◆ ACTIVITY ◆
The answer should be a single number: how many lines in the material contain "more".
● ● ● ●
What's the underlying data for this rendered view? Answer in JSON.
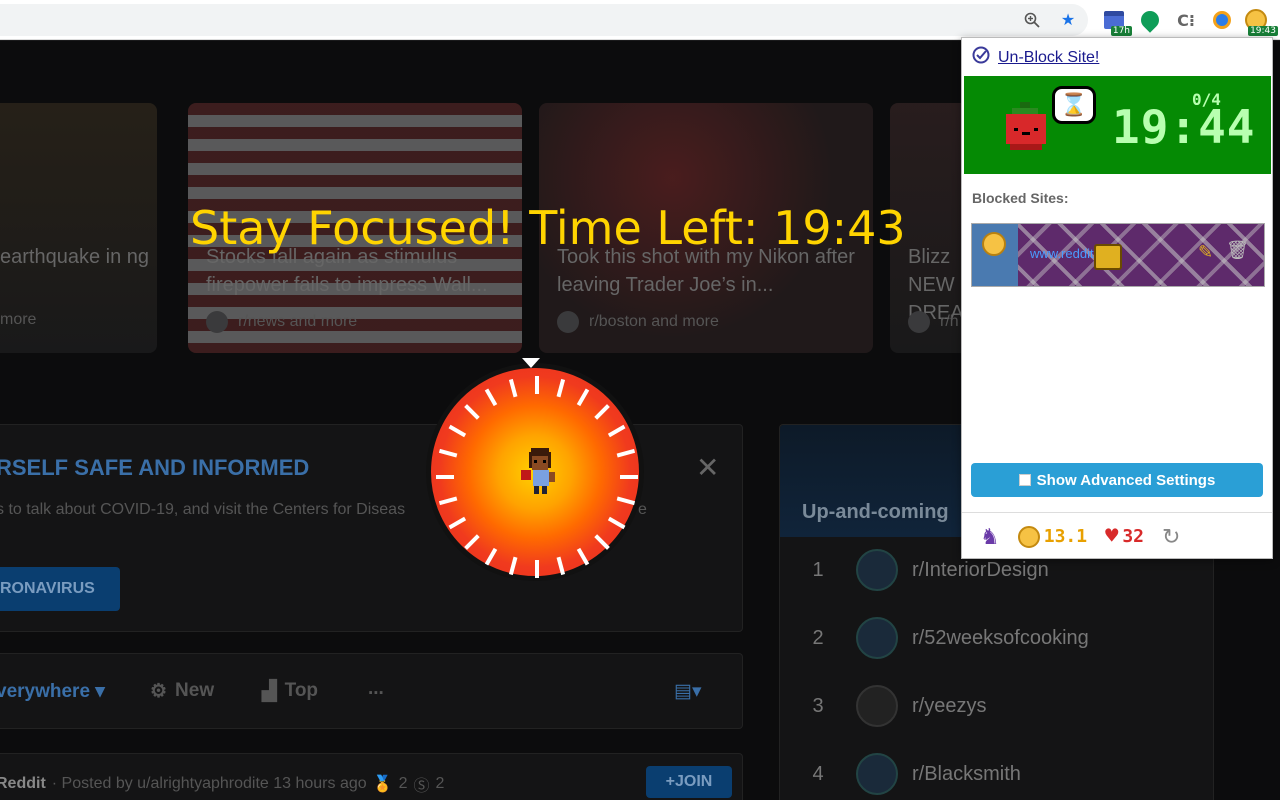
{
  "toolbar": {
    "zoom_icon": "zoom-icon",
    "star_icon": "star-icon",
    "ext1_badge": "17h",
    "ext_clock_badge": "19:43"
  },
  "page": {
    "cards": [
      {
        "title": "earthquake in ng",
        "source": "more"
      },
      {
        "title": "Stocks fall again as stimulus firepower fails to impress Wall...",
        "source": "r/news and more"
      },
      {
        "title": "Took this shot with my Nikon after leaving Trader Joe’s in...",
        "source": "r/boston and more"
      },
      {
        "title": "Blizz NEW C DREA",
        "source": "r/h"
      }
    ],
    "focus_message": "Stay Focused! Time Left: 19:43",
    "covid_banner": {
      "title": "RSELF SAFE AND INFORMED",
      "body": "s to talk about COVID-19, and visit the Centers for Diseas",
      "body_right": "e",
      "button": "RONAVIRUS"
    },
    "sort_bar": {
      "everywhere": "verywhere",
      "new": "New",
      "top": "Top",
      "more": "..."
    },
    "post": {
      "sub": "Reddit",
      "meta": "· Posted by u/alrightyaphrodite 13 hours ago",
      "award1": "2",
      "award2": "2",
      "join": "+JOIN"
    },
    "upcoming": {
      "title": "Up-and-coming",
      "items": [
        {
          "rank": "1",
          "name": "r/InteriorDesign"
        },
        {
          "rank": "2",
          "name": "r/52weeksofcooking"
        },
        {
          "rank": "3",
          "name": "r/yeezys"
        },
        {
          "rank": "4",
          "name": "r/Blacksmith"
        }
      ]
    }
  },
  "popup": {
    "unblock_link": "Un-Block Site!",
    "big_clock": "19:44",
    "counter": "0/4",
    "blocked_label": "Blocked Sites:",
    "blocked_url": "www.reddit.com",
    "advanced_button": "Show Advanced Settings",
    "coins": "13.1",
    "hearts": "32"
  },
  "colors": {
    "focus_text": "#ffd400",
    "timer_green": "#058a04",
    "advanced_blue": "#2a9fd6"
  }
}
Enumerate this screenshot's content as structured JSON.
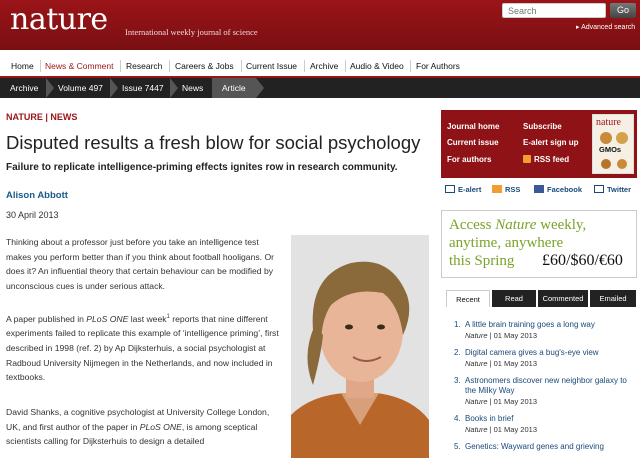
{
  "header": {
    "logo": "nature",
    "tagline": "International weekly journal of science",
    "search_placeholder": "Search",
    "go_label": "Go",
    "advanced_search": "▸ Advanced search"
  },
  "nav": [
    "Home",
    "News & Comment",
    "Research",
    "Careers & Jobs",
    "Current Issue",
    "Archive",
    "Audio & Video",
    "For Authors"
  ],
  "breadcrumb": [
    "Archive",
    "Volume 497",
    "Issue 7447",
    "News",
    "Article"
  ],
  "article": {
    "section": "NATURE | NEWS",
    "title": "Disputed results a fresh blow for social psychology",
    "standfirst": "Failure to replicate intelligence-priming effects ignites row in research community.",
    "author": "Alison Abbott",
    "date": "30 April 2013",
    "p1": "Thinking about a professor just before you take an intelligence test makes you perform better than if you think about football hooligans. Or does it? An influential theory that certain behaviour can be modified by unconscious cues is under serious attack.",
    "p2_a": "A paper published in ",
    "p2_journal": "PLoS ONE",
    "p2_b": " last week",
    "p2_sup": "1",
    "p2_c": " reports that nine different experiments failed to replicate this example of ‘intelligence priming’, first described in 1998 (ref. 2) by Ap Dijksterhuis, a social psychologist at Radboud University Nijmegen in the Netherlands, and now included in textbooks.",
    "p3_a": "David Shanks, a cognitive psychologist at University College London, UK, and first author of the paper in ",
    "p3_journal": "PLoS ONE",
    "p3_b": ", is among sceptical scientists calling for Dijksterhuis to design a detailed"
  },
  "sidebar": {
    "links": [
      "Journal home",
      "Subscribe",
      "Current issue",
      "E-alert sign up",
      "For authors",
      "RSS feed"
    ],
    "cover_title": "nature",
    "cover_gmo": "GMOs",
    "share": [
      "E-alert",
      "RSS",
      "Facebook",
      "Twitter"
    ],
    "ad": {
      "line1_a": "Access ",
      "line1_b": "Nature",
      "line1_c": " weekly,",
      "line2": "anytime, anywhere",
      "line3": "this Spring",
      "price": "£60/$60/€60"
    },
    "tabs": [
      "Recent",
      "Read",
      "Commented",
      "Emailed"
    ],
    "recent": [
      {
        "num": "1.",
        "title": "A little brain training goes a long way",
        "journal": "Nature",
        "date": " | 01 May 2013"
      },
      {
        "num": "2.",
        "title": "Digital camera gives a bug's-eye view",
        "journal": "Nature",
        "date": " | 01 May 2013"
      },
      {
        "num": "3.",
        "title": "Astronomers discover new neighbor galaxy to the Milky Way",
        "journal": "Nature",
        "date": " | 01 May 2013"
      },
      {
        "num": "4.",
        "title": "Books in brief",
        "journal": "Nature",
        "date": " | 01 May 2013"
      },
      {
        "num": "5.",
        "title": "Genetics: Wayward genes and grieving",
        "journal": "",
        "date": ""
      }
    ]
  },
  "colors": {
    "brand": "#9a1418",
    "link": "#1a4a7a",
    "ad_green": "#7aa32a"
  }
}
● ● ● ●
◆ PROBLEM SOLUTION ◆
4